- _Problem to work on_: Filter these entries so that only lines with the word "grain" remain.

━━━

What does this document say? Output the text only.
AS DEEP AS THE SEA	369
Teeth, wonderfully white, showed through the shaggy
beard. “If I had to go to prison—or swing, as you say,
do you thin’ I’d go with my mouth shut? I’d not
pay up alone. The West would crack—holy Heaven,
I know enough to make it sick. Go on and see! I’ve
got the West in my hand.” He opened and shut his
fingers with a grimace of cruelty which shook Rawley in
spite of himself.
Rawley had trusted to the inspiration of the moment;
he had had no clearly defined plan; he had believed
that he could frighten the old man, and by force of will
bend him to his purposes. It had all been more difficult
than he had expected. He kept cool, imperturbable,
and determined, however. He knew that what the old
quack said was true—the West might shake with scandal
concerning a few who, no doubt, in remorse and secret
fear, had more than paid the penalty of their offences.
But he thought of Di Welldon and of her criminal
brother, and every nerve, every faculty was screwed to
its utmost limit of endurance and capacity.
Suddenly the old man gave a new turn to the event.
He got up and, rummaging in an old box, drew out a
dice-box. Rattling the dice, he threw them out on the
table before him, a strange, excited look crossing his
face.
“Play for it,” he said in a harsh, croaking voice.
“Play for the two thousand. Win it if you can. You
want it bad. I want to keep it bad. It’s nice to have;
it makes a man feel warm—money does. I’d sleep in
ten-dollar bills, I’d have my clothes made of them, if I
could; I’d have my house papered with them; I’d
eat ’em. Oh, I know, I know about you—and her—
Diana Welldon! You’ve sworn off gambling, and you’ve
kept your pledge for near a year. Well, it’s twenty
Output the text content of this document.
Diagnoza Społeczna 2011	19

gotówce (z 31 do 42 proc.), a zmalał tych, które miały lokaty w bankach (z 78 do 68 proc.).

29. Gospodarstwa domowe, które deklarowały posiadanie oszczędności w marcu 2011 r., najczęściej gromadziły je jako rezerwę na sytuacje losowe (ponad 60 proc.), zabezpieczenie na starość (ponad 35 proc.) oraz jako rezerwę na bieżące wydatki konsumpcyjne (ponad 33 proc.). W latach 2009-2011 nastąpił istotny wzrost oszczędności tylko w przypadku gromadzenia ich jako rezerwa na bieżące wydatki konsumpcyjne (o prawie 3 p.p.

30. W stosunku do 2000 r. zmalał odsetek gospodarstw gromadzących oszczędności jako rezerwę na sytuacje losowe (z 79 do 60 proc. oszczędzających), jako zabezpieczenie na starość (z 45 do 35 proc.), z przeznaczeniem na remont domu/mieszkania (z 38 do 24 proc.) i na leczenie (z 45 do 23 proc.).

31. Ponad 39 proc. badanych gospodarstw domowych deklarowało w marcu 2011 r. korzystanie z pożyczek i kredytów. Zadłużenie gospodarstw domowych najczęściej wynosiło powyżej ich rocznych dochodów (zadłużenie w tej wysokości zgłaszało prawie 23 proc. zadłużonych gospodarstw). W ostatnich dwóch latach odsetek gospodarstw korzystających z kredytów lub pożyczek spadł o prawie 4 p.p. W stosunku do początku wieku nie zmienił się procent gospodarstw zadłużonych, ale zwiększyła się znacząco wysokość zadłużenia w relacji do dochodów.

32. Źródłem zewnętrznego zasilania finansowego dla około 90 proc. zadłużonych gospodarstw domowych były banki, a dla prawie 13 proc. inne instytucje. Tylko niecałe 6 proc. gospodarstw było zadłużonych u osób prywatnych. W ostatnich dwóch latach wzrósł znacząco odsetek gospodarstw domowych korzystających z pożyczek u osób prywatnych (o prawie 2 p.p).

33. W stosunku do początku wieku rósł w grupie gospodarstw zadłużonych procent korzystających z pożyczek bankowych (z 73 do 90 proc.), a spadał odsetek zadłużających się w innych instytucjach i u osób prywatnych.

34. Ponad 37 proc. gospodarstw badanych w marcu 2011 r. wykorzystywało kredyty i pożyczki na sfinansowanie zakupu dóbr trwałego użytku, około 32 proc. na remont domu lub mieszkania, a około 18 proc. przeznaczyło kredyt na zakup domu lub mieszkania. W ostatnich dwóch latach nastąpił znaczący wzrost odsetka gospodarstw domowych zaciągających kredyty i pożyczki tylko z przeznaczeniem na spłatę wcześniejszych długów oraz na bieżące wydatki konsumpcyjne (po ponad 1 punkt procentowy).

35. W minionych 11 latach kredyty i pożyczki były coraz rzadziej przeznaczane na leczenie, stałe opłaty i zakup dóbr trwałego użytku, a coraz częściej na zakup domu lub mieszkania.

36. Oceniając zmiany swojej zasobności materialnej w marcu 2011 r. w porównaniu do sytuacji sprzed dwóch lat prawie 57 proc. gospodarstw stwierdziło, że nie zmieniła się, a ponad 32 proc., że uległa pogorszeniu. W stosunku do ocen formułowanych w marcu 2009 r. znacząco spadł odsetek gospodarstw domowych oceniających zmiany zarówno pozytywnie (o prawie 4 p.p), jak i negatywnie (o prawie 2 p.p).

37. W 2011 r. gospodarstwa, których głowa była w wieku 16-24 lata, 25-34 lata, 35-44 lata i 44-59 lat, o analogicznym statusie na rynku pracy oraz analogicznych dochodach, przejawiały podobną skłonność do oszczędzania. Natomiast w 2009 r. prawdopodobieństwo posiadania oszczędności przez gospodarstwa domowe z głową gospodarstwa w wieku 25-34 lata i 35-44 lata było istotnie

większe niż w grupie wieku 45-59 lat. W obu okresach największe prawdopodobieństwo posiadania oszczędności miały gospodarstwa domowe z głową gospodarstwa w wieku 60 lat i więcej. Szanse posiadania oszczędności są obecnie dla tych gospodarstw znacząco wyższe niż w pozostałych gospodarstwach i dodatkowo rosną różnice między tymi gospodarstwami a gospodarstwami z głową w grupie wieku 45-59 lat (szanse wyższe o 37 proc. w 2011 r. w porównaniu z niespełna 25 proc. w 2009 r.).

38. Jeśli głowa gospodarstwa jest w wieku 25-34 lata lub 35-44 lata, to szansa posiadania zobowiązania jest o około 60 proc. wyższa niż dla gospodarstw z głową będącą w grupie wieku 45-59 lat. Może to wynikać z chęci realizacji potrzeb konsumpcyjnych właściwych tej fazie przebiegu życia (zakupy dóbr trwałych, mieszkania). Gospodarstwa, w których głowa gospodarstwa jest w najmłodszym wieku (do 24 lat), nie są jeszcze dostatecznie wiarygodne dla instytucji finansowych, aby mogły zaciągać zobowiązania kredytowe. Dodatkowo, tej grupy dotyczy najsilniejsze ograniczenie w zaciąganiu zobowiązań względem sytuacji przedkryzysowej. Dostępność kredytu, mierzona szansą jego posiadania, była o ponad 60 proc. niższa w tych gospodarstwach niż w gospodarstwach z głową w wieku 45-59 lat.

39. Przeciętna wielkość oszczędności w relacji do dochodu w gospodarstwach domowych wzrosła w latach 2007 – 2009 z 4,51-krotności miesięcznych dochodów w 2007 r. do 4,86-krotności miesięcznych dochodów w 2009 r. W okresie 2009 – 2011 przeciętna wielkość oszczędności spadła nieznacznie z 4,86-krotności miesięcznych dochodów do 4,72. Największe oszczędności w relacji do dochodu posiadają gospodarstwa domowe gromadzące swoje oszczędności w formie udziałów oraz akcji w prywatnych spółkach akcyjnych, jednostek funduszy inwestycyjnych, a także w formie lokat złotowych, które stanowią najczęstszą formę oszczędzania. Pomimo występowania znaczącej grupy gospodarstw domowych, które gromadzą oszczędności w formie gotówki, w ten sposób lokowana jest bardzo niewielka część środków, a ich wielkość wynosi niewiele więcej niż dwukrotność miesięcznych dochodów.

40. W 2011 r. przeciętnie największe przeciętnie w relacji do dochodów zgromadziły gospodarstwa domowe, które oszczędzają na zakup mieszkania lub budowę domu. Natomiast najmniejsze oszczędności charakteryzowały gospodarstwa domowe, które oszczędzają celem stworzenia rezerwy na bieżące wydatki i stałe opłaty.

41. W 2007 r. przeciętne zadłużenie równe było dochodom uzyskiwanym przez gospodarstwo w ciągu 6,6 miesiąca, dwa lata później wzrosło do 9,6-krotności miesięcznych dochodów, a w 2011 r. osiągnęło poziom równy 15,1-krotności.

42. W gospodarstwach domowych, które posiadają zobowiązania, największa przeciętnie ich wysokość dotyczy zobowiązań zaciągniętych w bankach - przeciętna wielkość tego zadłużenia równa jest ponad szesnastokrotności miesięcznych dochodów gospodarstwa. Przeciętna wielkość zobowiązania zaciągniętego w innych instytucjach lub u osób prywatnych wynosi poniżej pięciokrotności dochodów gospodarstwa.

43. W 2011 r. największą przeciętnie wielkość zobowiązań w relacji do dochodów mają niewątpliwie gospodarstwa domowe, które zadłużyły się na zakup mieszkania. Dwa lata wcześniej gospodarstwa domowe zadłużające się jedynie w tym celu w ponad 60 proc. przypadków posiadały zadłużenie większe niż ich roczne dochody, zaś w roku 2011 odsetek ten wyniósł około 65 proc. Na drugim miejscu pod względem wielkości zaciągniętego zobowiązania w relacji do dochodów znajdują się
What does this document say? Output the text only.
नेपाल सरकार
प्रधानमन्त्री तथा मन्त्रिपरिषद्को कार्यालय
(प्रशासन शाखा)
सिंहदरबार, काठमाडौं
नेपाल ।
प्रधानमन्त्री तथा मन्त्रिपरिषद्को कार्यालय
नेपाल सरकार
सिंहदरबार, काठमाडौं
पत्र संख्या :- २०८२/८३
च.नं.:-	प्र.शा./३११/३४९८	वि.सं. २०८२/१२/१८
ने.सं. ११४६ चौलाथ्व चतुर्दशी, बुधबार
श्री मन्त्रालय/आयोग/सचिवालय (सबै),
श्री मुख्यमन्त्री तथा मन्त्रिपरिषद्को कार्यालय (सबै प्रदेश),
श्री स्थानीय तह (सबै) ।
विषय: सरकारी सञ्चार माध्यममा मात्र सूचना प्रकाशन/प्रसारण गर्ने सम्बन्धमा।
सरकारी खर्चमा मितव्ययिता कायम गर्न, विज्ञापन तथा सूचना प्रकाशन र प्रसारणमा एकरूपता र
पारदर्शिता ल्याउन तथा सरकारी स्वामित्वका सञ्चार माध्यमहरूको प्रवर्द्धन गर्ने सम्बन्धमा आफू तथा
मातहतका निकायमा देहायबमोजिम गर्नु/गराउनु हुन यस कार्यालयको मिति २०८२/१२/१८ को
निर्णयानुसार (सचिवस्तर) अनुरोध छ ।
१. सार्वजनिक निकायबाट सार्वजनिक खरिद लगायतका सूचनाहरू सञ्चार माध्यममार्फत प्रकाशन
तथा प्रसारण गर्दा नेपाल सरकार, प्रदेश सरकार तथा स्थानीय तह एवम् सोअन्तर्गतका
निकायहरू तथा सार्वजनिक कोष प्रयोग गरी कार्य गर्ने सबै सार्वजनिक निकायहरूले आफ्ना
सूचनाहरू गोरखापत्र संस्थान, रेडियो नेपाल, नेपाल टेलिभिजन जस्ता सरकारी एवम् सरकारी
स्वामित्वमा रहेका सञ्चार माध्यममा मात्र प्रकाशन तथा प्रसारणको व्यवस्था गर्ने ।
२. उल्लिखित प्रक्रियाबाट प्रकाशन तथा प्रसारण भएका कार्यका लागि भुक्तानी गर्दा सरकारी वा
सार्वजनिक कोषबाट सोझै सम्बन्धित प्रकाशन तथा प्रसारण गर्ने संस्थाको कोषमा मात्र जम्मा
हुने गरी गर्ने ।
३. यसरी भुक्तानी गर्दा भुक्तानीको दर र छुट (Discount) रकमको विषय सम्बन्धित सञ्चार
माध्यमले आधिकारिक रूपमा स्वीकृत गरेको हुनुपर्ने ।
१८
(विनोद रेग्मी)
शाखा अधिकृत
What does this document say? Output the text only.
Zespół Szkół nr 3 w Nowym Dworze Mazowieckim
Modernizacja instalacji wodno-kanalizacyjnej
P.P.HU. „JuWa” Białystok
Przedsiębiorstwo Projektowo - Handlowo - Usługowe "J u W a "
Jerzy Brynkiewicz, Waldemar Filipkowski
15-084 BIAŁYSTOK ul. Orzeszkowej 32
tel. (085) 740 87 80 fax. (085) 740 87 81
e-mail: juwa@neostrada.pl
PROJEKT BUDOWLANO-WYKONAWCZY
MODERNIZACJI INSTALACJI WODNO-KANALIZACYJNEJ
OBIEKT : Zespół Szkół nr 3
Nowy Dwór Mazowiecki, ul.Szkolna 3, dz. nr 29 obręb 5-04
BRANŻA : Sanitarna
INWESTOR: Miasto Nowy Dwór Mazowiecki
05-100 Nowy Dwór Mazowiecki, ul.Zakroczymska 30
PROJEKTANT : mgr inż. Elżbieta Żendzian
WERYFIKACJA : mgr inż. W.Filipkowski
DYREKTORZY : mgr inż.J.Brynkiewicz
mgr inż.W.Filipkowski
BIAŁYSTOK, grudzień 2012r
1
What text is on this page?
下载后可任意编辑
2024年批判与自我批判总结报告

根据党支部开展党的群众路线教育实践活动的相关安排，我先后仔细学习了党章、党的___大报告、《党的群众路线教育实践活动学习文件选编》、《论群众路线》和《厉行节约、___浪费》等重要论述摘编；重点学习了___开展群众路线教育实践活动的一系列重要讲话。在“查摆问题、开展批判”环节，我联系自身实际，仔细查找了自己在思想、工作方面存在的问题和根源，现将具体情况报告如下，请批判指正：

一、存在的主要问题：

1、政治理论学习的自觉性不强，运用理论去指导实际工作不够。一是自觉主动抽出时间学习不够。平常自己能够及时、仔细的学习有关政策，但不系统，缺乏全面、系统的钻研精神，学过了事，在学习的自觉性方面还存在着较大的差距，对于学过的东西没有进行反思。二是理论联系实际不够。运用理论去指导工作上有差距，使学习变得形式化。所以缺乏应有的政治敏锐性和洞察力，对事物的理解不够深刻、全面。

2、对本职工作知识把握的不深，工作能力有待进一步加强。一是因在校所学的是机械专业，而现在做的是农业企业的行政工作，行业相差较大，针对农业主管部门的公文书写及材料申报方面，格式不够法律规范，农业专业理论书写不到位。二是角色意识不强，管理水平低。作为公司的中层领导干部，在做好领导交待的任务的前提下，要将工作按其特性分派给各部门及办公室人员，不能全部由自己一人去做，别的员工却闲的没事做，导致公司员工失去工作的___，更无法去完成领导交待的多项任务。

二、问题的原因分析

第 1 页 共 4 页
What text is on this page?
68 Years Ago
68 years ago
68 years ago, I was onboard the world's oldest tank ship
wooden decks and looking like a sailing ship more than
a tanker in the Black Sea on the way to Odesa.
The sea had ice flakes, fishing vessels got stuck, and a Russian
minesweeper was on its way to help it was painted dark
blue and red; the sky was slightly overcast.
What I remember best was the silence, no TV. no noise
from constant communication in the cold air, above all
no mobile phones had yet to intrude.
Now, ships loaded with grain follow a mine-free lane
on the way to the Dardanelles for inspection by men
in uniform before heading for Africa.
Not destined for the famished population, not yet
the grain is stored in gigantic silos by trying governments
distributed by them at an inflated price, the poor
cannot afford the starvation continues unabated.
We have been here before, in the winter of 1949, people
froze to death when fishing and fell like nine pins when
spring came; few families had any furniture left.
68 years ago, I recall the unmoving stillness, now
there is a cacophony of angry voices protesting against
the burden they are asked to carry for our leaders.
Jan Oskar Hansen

━━━

- _Answer to this problem_:
Now, ships loaded with grain follow a mine-free lane
the grain is stored in gigantic silos by trying governments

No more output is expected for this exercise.